_What this task involves_
Copy down every line where the string "loans" shows up.

_Task material_
========
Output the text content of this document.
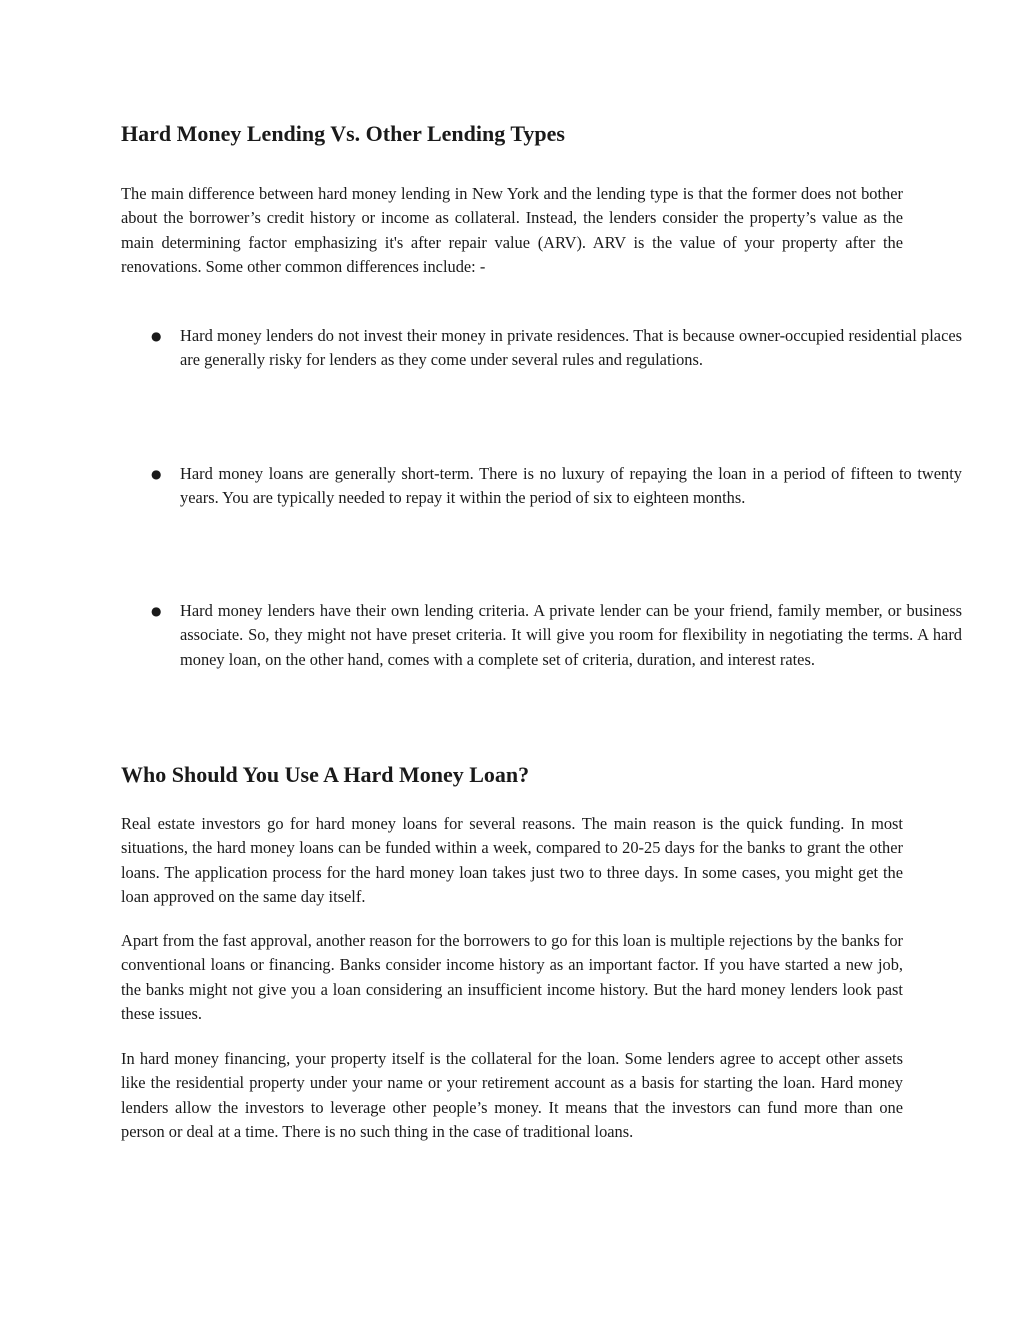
Hard Money Lending Vs. Other Lending Types

The main difference between hard money lending in New York and the lending type is that the former does not bother about the borrower’s credit history or income as collateral. Instead, the lenders consider the property’s value as the main determining factor emphasizing it's after repair value (ARV). ARV is the value of your property after the renovations. Some other common differences include: -

● Hard money lenders do not invest their money in private residences. That is because owner-occupied residential places are generally risky for lenders as they come under several rules and regulations.
● Hard money loans are generally short-term. There is no luxury of repaying the loan in a period of fifteen to twenty years. You are typically needed to repay it within the period of six to eighteen months.
● Hard money lenders have their own lending criteria. A private lender can be your friend, family member, or business associate. So, they might not have preset criteria. It will give you room for flexibility in negotiating the terms. A hard money loan, on the other hand, comes with a complete set of criteria, duration, and interest rates.
Who Should You Use A Hard Money Loan?

Real estate investors go for hard money loans for several reasons. The main reason is the quick funding. In most situations, the hard money loans can be funded within a week, compared to 20-25 days for the banks to grant the other loans. The application process for the hard money loan takes just two to three days. In some cases, you might get the loan approved on the same day itself.

Apart from the fast approval, another reason for the borrowers to go for this loan is multiple rejections by the banks for conventional loans or financing. Banks consider income history as an important factor. If you have started a new job, the banks might not give you a loan considering an insufficient income history. But the hard money lenders look past these issues.

In hard money financing, your property itself is the collateral for the loan. Some lenders agree to accept other assets like the residential property under your name or your retirement account as a basis for starting the loan. Hard money lenders allow the investors to leverage other people’s money. It means that the investors can fund more than one person or deal at a time. There is no such thing in the case of traditional loans.
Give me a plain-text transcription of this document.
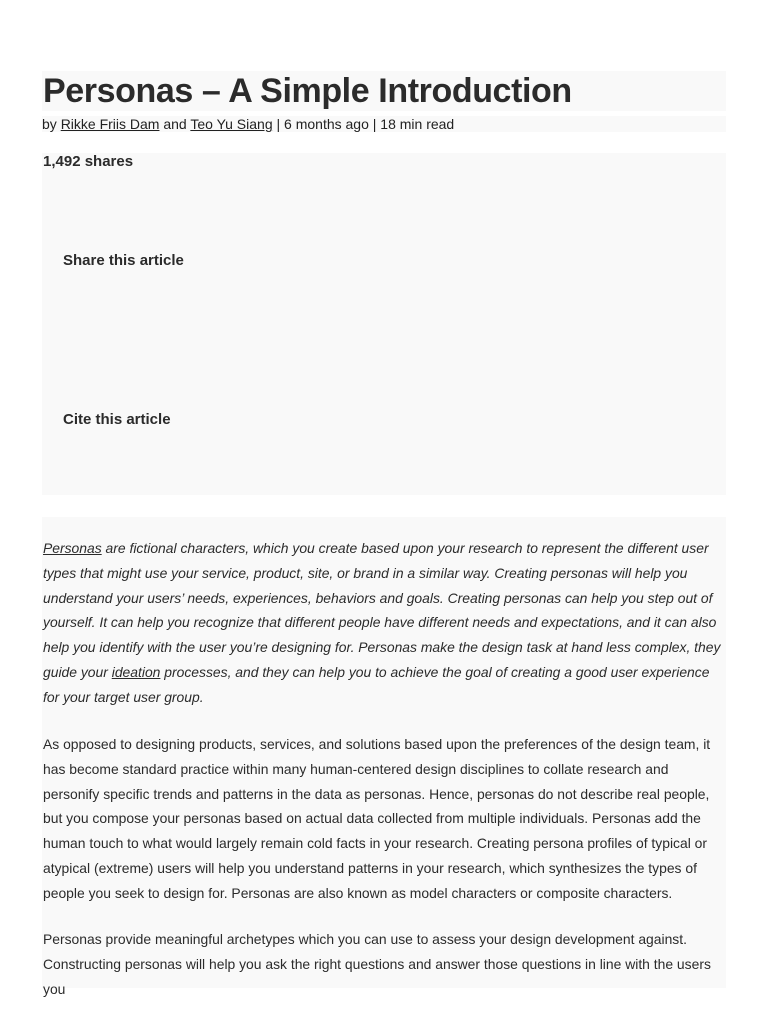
Personas – A Simple Introduction
by Rikke Friis Dam and Teo Yu Siang | 6 months ago | 18 min read
1,492 shares
Share this article
Cite this article

Personas are fictional characters, which you create based upon your research to represent the different user types that might use your service, product, site, or brand in a similar way. Creating personas will help you understand your users’ needs, experiences, behaviors and goals. Creating personas can help you step out of yourself. It can help you recognize that different people have different needs and expectations, and it can also help you identify with the user you’re designing for. Personas make the design task at hand less complex, they guide your ideation processes, and they can help you to achieve the goal of creating a good user experience for your target user group.

As opposed to designing products, services, and solutions based upon the preferences of the design team, it has become standard practice within many human-centered design disciplines to collate research and personify specific trends and patterns in the data as personas. Hence, personas do not describe real people, but you compose your personas based on actual data collected from multiple individuals. Personas add the human touch to what would largely remain cold facts in your research. Creating persona profiles of typical or atypical (extreme) users will help you understand patterns in your research, which synthesizes the types of people you seek to design for. Personas are also known as model characters or composite characters.

Personas provide meaningful archetypes which you can use to assess your design development against. Constructing personas will help you ask the right questions and answer those questions in line with the users you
========
_Response_
● Hard money loans are generally short-term. There is no luxury of repaying the loan in a period of fifteen to twenty years. You are typically needed to repay it within the period of six to eighteen months.
Real estate investors go for hard money loans for several reasons. The main reason is the quick funding. In most situations, the hard money loans can be funded within a week, compared to 20-25 days for the banks to grant the other loans. The application process for the hard money loan takes just two to three days. In some cases, you might get the loan approved on the same day itself.
Apart from the fast approval, another reason for the borrowers to go for this loan is multiple rejections by the banks for conventional loans or financing. Banks consider income history as an important factor. If you have started a new job, the banks might not give you a loan considering an insufficient income history. But the hard money lenders look past these issues.
In hard money financing, your property itself is the collateral for the loan. Some lenders agree to accept other assets like the residential property under your name or your retirement account as a basis for starting the loan. Hard money lenders allow the investors to leverage other people’s money. It means that the investors can fund more than one person or deal at a time. There is no such thing in the case of traditional loans.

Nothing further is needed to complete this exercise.